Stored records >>
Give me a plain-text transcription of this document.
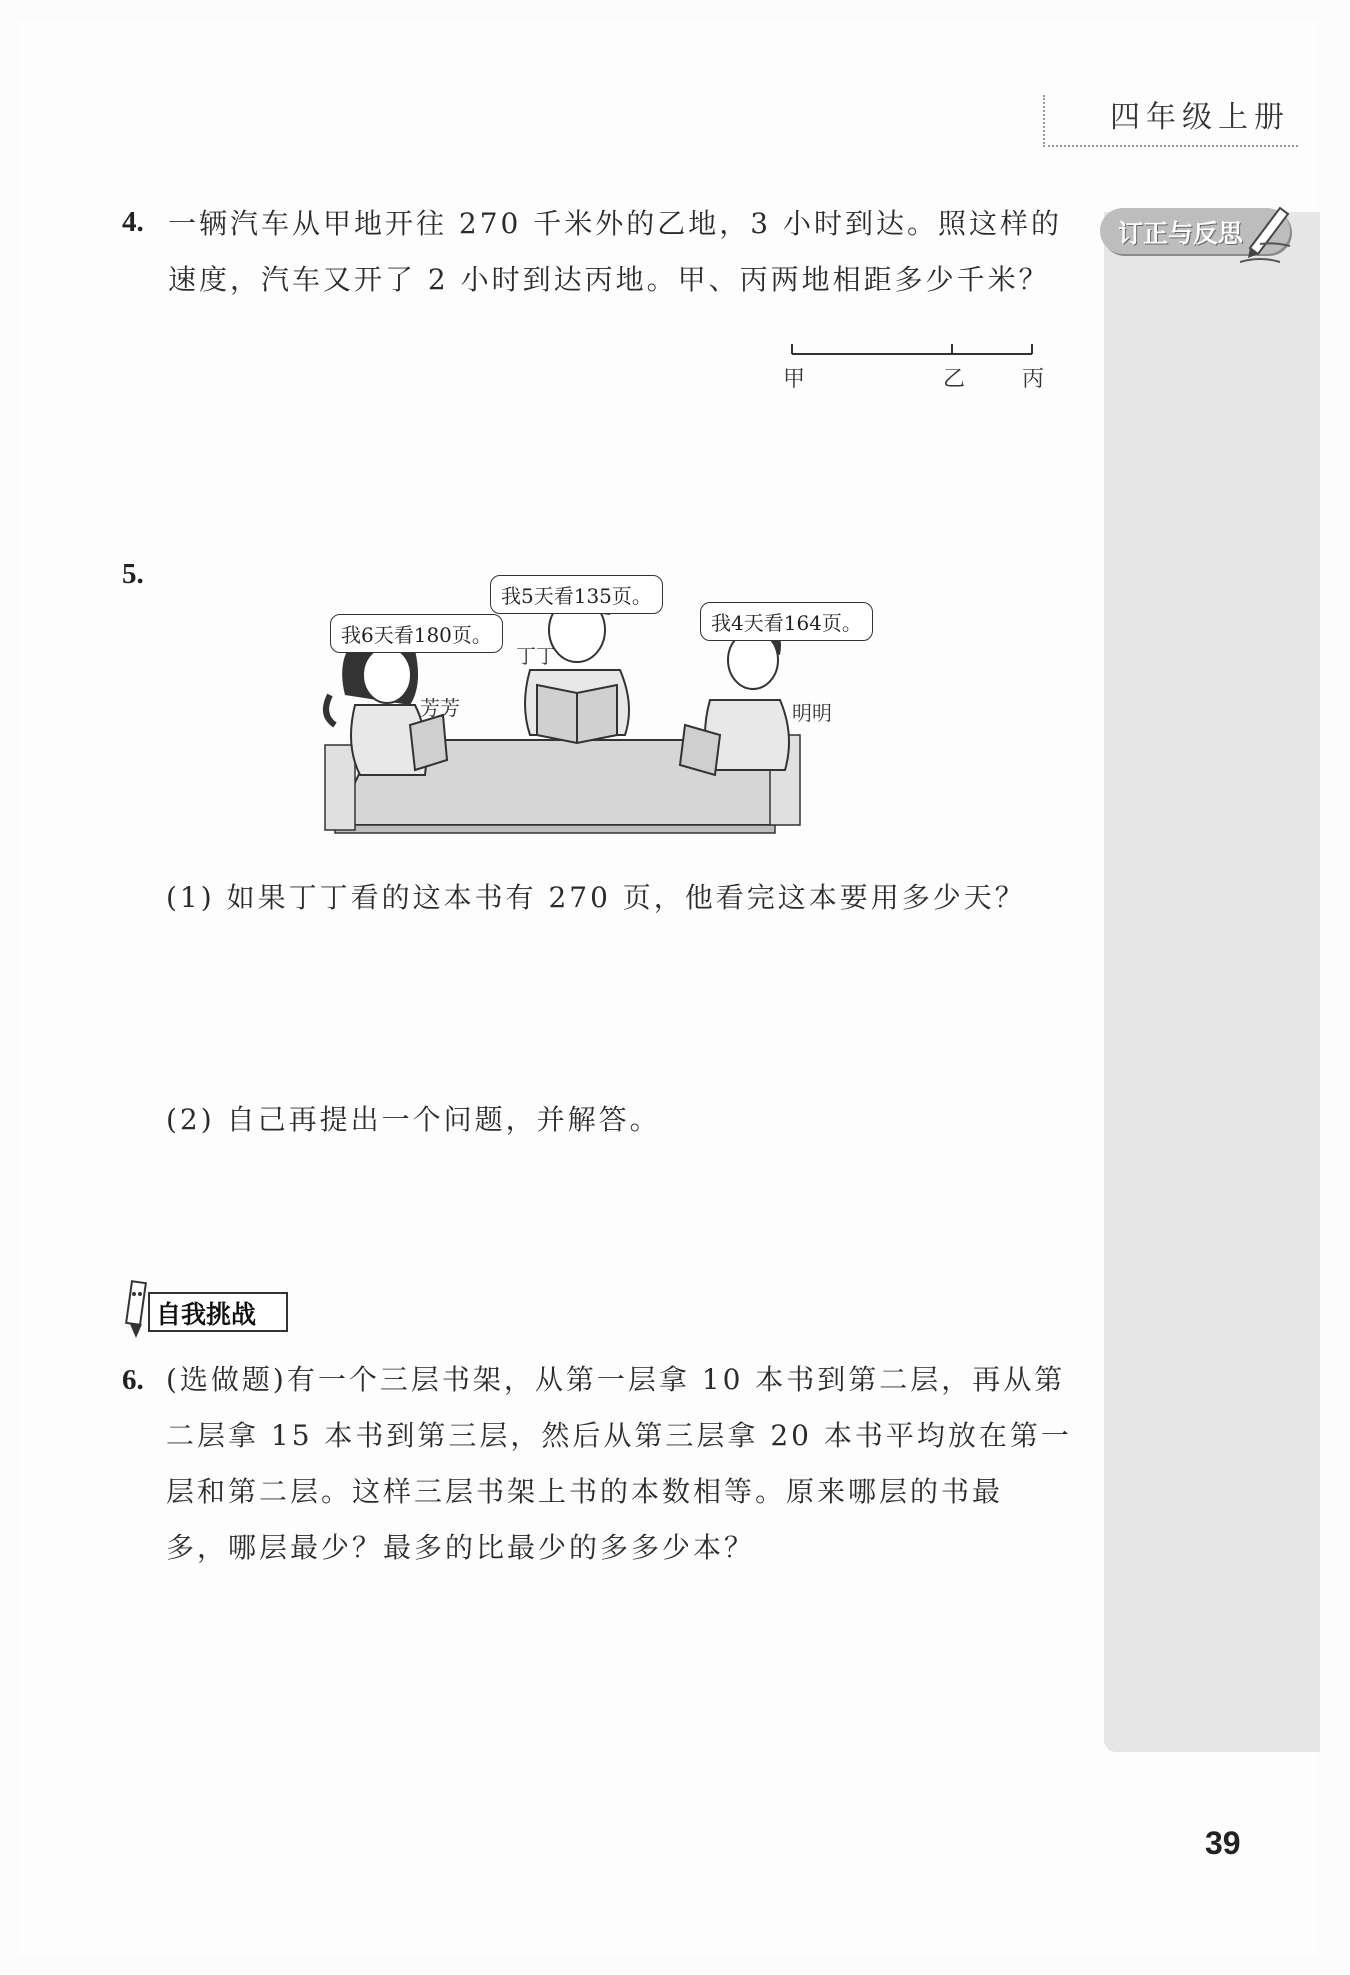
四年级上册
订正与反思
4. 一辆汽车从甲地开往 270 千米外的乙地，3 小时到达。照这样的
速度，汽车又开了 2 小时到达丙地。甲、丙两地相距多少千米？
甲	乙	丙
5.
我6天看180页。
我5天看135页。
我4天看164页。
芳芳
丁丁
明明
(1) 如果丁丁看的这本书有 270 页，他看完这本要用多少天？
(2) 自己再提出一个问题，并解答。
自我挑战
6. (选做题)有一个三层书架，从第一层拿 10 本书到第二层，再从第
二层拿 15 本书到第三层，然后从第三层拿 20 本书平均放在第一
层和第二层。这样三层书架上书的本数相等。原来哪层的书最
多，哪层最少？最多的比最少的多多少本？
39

PROBLEM STATEMENT >> Quote the records above in full, dropping each picture.

RESULT OF THIS EXERCISE >>
Give me a plain-text transcription of this document.
四年级上册
订正与反思
4. 一辆汽车从甲地开往 270 千米外的乙地，3 小时到达。照这样的
速度，汽车又开了 2 小时到达丙地。甲、丙两地相距多少千米？
甲	乙	丙
5.
我6天看180页。
我5天看135页。
我4天看164页。
芳芳
丁丁
明明
(1) 如果丁丁看的这本书有 270 页，他看完这本要用多少天？
(2) 自己再提出一个问题，并解答。
自我挑战
6. (选做题)有一个三层书架，从第一层拿 10 本书到第二层，再从第
二层拿 15 本书到第三层，然后从第三层拿 20 本书平均放在第一
层和第二层。这样三层书架上书的本数相等。原来哪层的书最
多，哪层最少？最多的比最少的多多少本？
39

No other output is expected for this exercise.